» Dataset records

++++++++++

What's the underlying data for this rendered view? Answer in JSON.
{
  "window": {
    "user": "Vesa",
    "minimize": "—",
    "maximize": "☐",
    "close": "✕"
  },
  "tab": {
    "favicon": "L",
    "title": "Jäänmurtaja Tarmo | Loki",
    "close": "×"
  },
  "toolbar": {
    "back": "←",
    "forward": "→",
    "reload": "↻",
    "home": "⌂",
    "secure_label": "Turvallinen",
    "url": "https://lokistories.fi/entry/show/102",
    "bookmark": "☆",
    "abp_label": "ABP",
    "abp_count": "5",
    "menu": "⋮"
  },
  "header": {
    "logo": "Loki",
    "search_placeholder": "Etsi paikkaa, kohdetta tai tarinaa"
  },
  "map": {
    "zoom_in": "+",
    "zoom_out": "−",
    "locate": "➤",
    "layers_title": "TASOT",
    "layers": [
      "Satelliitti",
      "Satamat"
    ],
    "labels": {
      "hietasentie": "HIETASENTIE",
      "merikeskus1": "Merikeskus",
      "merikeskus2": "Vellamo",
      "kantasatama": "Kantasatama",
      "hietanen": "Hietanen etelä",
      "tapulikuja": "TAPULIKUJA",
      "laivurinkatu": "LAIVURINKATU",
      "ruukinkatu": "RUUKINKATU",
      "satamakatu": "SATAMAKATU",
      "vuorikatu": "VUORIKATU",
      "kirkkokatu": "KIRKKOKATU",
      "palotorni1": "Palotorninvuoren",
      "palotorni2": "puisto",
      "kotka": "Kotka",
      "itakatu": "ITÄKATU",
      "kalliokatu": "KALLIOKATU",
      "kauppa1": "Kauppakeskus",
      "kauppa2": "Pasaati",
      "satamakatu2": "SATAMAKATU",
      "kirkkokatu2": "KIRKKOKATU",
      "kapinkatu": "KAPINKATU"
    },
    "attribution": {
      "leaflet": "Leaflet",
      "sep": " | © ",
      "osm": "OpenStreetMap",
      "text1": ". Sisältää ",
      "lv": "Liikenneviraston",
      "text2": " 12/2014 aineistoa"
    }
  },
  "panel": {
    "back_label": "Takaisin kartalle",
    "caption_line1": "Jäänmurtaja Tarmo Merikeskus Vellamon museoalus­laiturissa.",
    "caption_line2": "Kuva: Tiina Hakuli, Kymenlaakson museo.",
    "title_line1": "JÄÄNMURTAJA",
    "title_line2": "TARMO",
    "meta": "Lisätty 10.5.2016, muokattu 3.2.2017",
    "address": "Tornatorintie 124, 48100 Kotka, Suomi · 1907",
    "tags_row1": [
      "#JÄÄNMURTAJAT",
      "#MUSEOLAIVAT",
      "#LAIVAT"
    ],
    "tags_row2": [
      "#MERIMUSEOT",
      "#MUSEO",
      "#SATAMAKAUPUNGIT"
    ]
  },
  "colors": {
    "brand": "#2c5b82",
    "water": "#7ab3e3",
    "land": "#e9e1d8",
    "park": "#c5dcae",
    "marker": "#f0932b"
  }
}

++++++++++

» Your instructions
Give the entries again in full, exactly as they are written.

» Full response
What's the underlying data for this rendered view? Answer in JSON.
{
  "window": {
    "user": "Vesa",
    "minimize": "—",
    "maximize": "☐",
    "close": "✕"
  },
  "tab": {
    "favicon": "L",
    "title": "Jäänmurtaja Tarmo | Loki",
    "close": "×"
  },
  "toolbar": {
    "back": "←",
    "forward": "→",
    "reload": "↻",
    "home": "⌂",
    "secure_label": "Turvallinen",
    "url": "https://lokistories.fi/entry/show/102",
    "bookmark": "☆",
    "abp_label": "ABP",
    "abp_count": "5",
    "menu": "⋮"
  },
  "header": {
    "logo": "Loki",
    "search_placeholder": "Etsi paikkaa, kohdetta tai tarinaa"
  },
  "map": {
    "zoom_in": "+",
    "zoom_out": "−",
    "locate": "➤",
    "layers_title": "TASOT",
    "layers": [
      "Satelliitti",
      "Satamat"
    ],
    "labels": {
      "hietasentie": "HIETASENTIE",
      "merikeskus1": "Merikeskus",
      "merikeskus2": "Vellamo",
      "kantasatama": "Kantasatama",
      "hietanen": "Hietanen etelä",
      "tapulikuja": "TAPULIKUJA",
      "laivurinkatu": "LAIVURINKATU",
      "ruukinkatu": "RUUKINKATU",
      "satamakatu": "SATAMAKATU",
      "vuorikatu": "VUORIKATU",
      "kirkkokatu": "KIRKKOKATU",
      "palotorni1": "Palotorninvuoren",
      "palotorni2": "puisto",
      "kotka": "Kotka",
      "itakatu": "ITÄKATU",
      "kalliokatu": "KALLIOKATU",
      "kauppa1": "Kauppakeskus",
      "kauppa2": "Pasaati",
      "satamakatu2": "SATAMAKATU",
      "kirkkokatu2": "KIRKKOKATU",
      "kapinkatu": "KAPINKATU"
    },
    "attribution": {
      "leaflet": "Leaflet",
      "sep": " | © ",
      "osm": "OpenStreetMap",
      "text1": ". Sisältää ",
      "lv": "Liikenneviraston",
      "text2": " 12/2014 aineistoa"
    }
  },
  "panel": {
    "back_label": "Takaisin kartalle",
    "caption_line1": "Jäänmurtaja Tarmo Merikeskus Vellamon museoalus­laiturissa.",
    "caption_line2": "Kuva: Tiina Hakuli, Kymenlaakson museo.",
    "title_line1": "JÄÄNMURTAJA",
    "title_line2": "TARMO",
    "meta": "Lisätty 10.5.2016, muokattu 3.2.2017",
    "address": "Tornatorintie 124, 48100 Kotka, Suomi · 1907",
    "tags_row1": [
      "#JÄÄNMURTAJAT",
      "#MUSEOLAIVAT",
      "#LAIVAT"
    ],
    "tags_row2": [
      "#MERIMUSEOT",
      "#MUSEO",
      "#SATAMAKAUPUNGIT"
    ]
  },
  "colors": {
    "brand": "#2c5b82",
    "water": "#7ab3e3",
    "land": "#e9e1d8",
    "park": "#c5dcae",
    "marker": "#f0932b"
  }
}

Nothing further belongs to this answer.